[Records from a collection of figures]
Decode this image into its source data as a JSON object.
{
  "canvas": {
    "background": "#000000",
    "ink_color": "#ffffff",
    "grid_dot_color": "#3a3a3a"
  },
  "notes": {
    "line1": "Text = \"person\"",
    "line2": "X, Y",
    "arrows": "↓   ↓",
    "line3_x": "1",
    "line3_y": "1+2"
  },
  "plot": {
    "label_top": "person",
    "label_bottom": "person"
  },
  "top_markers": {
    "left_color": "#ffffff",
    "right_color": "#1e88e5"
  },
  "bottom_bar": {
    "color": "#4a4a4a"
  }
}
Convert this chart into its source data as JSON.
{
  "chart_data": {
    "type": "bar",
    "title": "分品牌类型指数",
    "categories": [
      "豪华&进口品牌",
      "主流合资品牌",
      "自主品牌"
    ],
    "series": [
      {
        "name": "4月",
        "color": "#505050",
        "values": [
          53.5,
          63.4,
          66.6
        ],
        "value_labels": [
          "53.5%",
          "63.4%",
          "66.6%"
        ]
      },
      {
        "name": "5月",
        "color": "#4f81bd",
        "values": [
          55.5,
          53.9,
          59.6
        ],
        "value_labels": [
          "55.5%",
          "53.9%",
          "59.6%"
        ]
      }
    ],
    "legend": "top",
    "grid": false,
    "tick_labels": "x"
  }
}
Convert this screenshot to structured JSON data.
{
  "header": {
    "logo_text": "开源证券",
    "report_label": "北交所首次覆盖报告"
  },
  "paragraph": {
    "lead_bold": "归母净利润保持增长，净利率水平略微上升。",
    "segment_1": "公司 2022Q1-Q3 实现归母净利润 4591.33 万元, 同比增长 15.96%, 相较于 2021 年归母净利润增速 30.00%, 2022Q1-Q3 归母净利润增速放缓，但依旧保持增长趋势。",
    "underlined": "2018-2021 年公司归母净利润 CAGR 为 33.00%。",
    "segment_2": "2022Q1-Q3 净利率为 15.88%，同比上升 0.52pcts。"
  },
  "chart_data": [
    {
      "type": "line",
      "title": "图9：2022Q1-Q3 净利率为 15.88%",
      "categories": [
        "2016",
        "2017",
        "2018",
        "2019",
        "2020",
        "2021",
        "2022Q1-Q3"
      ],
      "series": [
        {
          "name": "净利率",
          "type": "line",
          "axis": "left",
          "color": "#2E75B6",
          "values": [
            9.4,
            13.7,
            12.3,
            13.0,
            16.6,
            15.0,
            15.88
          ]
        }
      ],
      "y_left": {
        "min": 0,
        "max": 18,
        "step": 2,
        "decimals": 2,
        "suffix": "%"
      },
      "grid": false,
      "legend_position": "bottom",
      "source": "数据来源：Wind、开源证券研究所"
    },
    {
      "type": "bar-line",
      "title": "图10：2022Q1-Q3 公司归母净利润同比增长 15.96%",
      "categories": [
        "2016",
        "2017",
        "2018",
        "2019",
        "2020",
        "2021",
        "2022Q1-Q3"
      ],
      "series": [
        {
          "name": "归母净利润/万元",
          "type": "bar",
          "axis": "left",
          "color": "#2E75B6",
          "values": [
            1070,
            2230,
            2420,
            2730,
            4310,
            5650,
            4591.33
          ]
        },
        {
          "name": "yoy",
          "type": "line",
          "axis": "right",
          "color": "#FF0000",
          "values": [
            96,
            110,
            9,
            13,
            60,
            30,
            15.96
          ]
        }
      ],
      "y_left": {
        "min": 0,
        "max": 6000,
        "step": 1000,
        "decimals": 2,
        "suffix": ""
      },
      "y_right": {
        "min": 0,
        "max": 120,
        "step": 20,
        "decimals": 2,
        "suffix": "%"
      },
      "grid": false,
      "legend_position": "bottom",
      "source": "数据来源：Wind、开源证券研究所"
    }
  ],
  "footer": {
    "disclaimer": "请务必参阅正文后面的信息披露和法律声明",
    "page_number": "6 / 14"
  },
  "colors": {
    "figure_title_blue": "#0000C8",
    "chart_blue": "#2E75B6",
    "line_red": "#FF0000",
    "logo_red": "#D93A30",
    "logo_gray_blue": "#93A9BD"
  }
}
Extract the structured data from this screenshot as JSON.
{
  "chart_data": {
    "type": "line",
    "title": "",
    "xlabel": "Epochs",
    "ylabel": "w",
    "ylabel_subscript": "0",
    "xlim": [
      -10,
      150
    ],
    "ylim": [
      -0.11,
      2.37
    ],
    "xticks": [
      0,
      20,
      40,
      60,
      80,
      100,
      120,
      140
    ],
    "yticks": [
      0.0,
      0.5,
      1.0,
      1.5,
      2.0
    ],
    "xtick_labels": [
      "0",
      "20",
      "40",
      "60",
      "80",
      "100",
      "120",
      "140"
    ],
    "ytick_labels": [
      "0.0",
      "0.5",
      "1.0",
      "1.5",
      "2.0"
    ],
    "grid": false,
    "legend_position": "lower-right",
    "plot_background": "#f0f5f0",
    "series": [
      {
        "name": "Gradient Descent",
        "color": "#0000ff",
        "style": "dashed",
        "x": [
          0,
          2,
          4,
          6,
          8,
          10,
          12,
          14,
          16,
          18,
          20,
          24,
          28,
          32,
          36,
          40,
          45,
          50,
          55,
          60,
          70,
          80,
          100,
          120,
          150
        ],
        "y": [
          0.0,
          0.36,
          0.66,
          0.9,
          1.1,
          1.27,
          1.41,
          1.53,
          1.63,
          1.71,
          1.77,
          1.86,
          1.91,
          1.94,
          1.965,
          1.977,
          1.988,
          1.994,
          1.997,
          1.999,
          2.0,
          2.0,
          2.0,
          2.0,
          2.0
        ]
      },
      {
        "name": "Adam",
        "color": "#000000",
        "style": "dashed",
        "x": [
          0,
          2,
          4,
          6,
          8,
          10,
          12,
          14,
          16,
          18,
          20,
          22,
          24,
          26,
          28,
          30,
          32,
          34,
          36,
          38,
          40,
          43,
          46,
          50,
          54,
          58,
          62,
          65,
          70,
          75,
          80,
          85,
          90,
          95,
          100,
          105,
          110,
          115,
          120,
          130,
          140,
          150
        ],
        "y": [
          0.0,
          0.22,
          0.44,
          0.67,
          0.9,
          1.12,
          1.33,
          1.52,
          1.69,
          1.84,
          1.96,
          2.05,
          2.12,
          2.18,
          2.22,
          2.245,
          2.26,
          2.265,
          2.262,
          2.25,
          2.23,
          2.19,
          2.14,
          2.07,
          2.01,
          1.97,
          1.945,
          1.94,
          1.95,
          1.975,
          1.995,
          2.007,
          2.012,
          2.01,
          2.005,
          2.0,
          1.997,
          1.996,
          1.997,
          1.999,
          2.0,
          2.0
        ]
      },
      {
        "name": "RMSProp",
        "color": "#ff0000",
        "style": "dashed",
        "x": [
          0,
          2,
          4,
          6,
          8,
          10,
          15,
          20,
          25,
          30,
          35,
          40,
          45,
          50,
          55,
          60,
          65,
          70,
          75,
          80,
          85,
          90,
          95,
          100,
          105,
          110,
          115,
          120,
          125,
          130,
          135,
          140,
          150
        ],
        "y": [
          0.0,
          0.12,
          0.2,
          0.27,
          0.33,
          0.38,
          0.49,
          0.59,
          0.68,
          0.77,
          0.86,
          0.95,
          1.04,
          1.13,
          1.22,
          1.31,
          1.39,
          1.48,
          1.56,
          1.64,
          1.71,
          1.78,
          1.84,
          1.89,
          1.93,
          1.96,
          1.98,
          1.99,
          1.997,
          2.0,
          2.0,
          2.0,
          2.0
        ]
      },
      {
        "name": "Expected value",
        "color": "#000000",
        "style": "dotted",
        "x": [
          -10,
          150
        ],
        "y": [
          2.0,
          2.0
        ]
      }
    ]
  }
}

■ TASK TO CARRY OUT
Could you transcribe the records in full, exactly?

■ CORRECT OUTPUT
Decode this image into its source data as a JSON object.
{
  "canvas": {
    "background": "#000000",
    "ink_color": "#ffffff",
    "grid_dot_color": "#3a3a3a"
  },
  "notes": {
    "line1": "Text = \"person\"",
    "line2": "X, Y",
    "arrows": "↓   ↓",
    "line3_x": "1",
    "line3_y": "1+2"
  },
  "plot": {
    "label_top": "person",
    "label_bottom": "person"
  },
  "top_markers": {
    "left_color": "#ffffff",
    "right_color": "#1e88e5"
  },
  "bottom_bar": {
    "color": "#4a4a4a"
  }
}
Convert this chart into its source data as JSON.
{
  "chart_data": {
    "type": "bar",
    "title": "分品牌类型指数",
    "categories": [
      "豪华&进口品牌",
      "主流合资品牌",
      "自主品牌"
    ],
    "series": [
      {
        "name": "4月",
        "color": "#505050",
        "values": [
          53.5,
          63.4,
          66.6
        ],
        "value_labels": [
          "53.5%",
          "63.4%",
          "66.6%"
        ]
      },
      {
        "name": "5月",
        "color": "#4f81bd",
        "values": [
          55.5,
          53.9,
          59.6
        ],
        "value_labels": [
          "55.5%",
          "53.9%",
          "59.6%"
        ]
      }
    ],
    "legend": "top",
    "grid": false,
    "tick_labels": "x"
  }
}
Convert this screenshot to structured JSON data.
{
  "header": {
    "logo_text": "开源证券",
    "report_label": "北交所首次覆盖报告"
  },
  "paragraph": {
    "lead_bold": "归母净利润保持增长，净利率水平略微上升。",
    "segment_1": "公司 2022Q1-Q3 实现归母净利润 4591.33 万元, 同比增长 15.96%, 相较于 2021 年归母净利润增速 30.00%, 2022Q1-Q3 归母净利润增速放缓，但依旧保持增长趋势。",
    "underlined": "2018-2021 年公司归母净利润 CAGR 为 33.00%。",
    "segment_2": "2022Q1-Q3 净利率为 15.88%，同比上升 0.52pcts。"
  },
  "chart_data": [
    {
      "type": "line",
      "title": "图9：2022Q1-Q3 净利率为 15.88%",
      "categories": [
        "2016",
        "2017",
        "2018",
        "2019",
        "2020",
        "2021",
        "2022Q1-Q3"
      ],
      "series": [
        {
          "name": "净利率",
          "type": "line",
          "axis": "left",
          "color": "#2E75B6",
          "values": [
            9.4,
            13.7,
            12.3,
            13.0,
            16.6,
            15.0,
            15.88
          ]
        }
      ],
      "y_left": {
        "min": 0,
        "max": 18,
        "step": 2,
        "decimals": 2,
        "suffix": "%"
      },
      "grid": false,
      "legend_position": "bottom",
      "source": "数据来源：Wind、开源证券研究所"
    },
    {
      "type": "bar-line",
      "title": "图10：2022Q1-Q3 公司归母净利润同比增长 15.96%",
      "categories": [
        "2016",
        "2017",
        "2018",
        "2019",
        "2020",
        "2021",
        "2022Q1-Q3"
      ],
      "series": [
        {
          "name": "归母净利润/万元",
          "type": "bar",
          "axis": "left",
          "color": "#2E75B6",
          "values": [
            1070,
            2230,
            2420,
            2730,
            4310,
            5650,
            4591.33
          ]
        },
        {
          "name": "yoy",
          "type": "line",
          "axis": "right",
          "color": "#FF0000",
          "values": [
            96,
            110,
            9,
            13,
            60,
            30,
            15.96
          ]
        }
      ],
      "y_left": {
        "min": 0,
        "max": 6000,
        "step": 1000,
        "decimals": 2,
        "suffix": ""
      },
      "y_right": {
        "min": 0,
        "max": 120,
        "step": 20,
        "decimals": 2,
        "suffix": "%"
      },
      "grid": false,
      "legend_position": "bottom",
      "source": "数据来源：Wind、开源证券研究所"
    }
  ],
  "footer": {
    "disclaimer": "请务必参阅正文后面的信息披露和法律声明",
    "page_number": "6 / 14"
  },
  "colors": {
    "figure_title_blue": "#0000C8",
    "chart_blue": "#2E75B6",
    "line_red": "#FF0000",
    "logo_red": "#D93A30",
    "logo_gray_blue": "#93A9BD"
  }
}
Extract the structured data from this screenshot as JSON.
{
  "chart_data": {
    "type": "line",
    "title": "",
    "xlabel": "Epochs",
    "ylabel": "w",
    "ylabel_subscript": "0",
    "xlim": [
      -10,
      150
    ],
    "ylim": [
      -0.11,
      2.37
    ],
    "xticks": [
      0,
      20,
      40,
      60,
      80,
      100,
      120,
      140
    ],
    "yticks": [
      0.0,
      0.5,
      1.0,
      1.5,
      2.0
    ],
    "xtick_labels": [
      "0",
      "20",
      "40",
      "60",
      "80",
      "100",
      "120",
      "140"
    ],
    "ytick_labels": [
      "0.0",
      "0.5",
      "1.0",
      "1.5",
      "2.0"
    ],
    "grid": false,
    "legend_position": "lower-right",
    "plot_background": "#f0f5f0",
    "series": [
      {
        "name": "Gradient Descent",
        "color": "#0000ff",
        "style": "dashed",
        "x": [
          0,
          2,
          4,
          6,
          8,
          10,
          12,
          14,
          16,
          18,
          20,
          24,
          28,
          32,
          36,
          40,
          45,
          50,
          55,
          60,
          70,
          80,
          100,
          120,
          150
        ],
        "y": [
          0.0,
          0.36,
          0.66,
          0.9,
          1.1,
          1.27,
          1.41,
          1.53,
          1.63,
          1.71,
          1.77,
          1.86,
          1.91,
          1.94,
          1.965,
          1.977,
          1.988,
          1.994,
          1.997,
          1.999,
          2.0,
          2.0,
          2.0,
          2.0,
          2.0
        ]
      },
      {
        "name": "Adam",
        "color": "#000000",
        "style": "dashed",
        "x": [
          0,
          2,
          4,
          6,
          8,
          10,
          12,
          14,
          16,
          18,
          20,
          22,
          24,
          26,
          28,
          30,
          32,
          34,
          36,
          38,
          40,
          43,
          46,
          50,
          54,
          58,
          62,
          65,
          70,
          75,
          80,
          85,
          90,
          95,
          100,
          105,
          110,
          115,
          120,
          130,
          140,
          150
        ],
        "y": [
          0.0,
          0.22,
          0.44,
          0.67,
          0.9,
          1.12,
          1.33,
          1.52,
          1.69,
          1.84,
          1.96,
          2.05,
          2.12,
          2.18,
          2.22,
          2.245,
          2.26,
          2.265,
          2.262,
          2.25,
          2.23,
          2.19,
          2.14,
          2.07,
          2.01,
          1.97,
          1.945,
          1.94,
          1.95,
          1.975,
          1.995,
          2.007,
          2.012,
          2.01,
          2.005,
          2.0,
          1.997,
          1.996,
          1.997,
          1.999,
          2.0,
          2.0
        ]
      },
      {
        "name": "RMSProp",
        "color": "#ff0000",
        "style": "dashed",
        "x": [
          0,
          2,
          4,
          6,
          8,
          10,
          15,
          20,
          25,
          30,
          35,
          40,
          45,
          50,
          55,
          60,
          65,
          70,
          75,
          80,
          85,
          90,
          95,
          100,
          105,
          110,
          115,
          120,
          125,
          130,
          135,
          140,
          150
        ],
        "y": [
          0.0,
          0.12,
          0.2,
          0.27,
          0.33,
          0.38,
          0.49,
          0.59,
          0.68,
          0.77,
          0.86,
          0.95,
          1.04,
          1.13,
          1.22,
          1.31,
          1.39,
          1.48,
          1.56,
          1.64,
          1.71,
          1.78,
          1.84,
          1.89,
          1.93,
          1.96,
          1.98,
          1.99,
          1.997,
          2.0,
          2.0,
          2.0,
          2.0
        ]
      },
      {
        "name": "Expected value",
        "color": "#000000",
        "style": "dotted",
        "x": [
          -10,
          150
        ],
        "y": [
          2.0,
          2.0
        ]
      }
    ]
  }
}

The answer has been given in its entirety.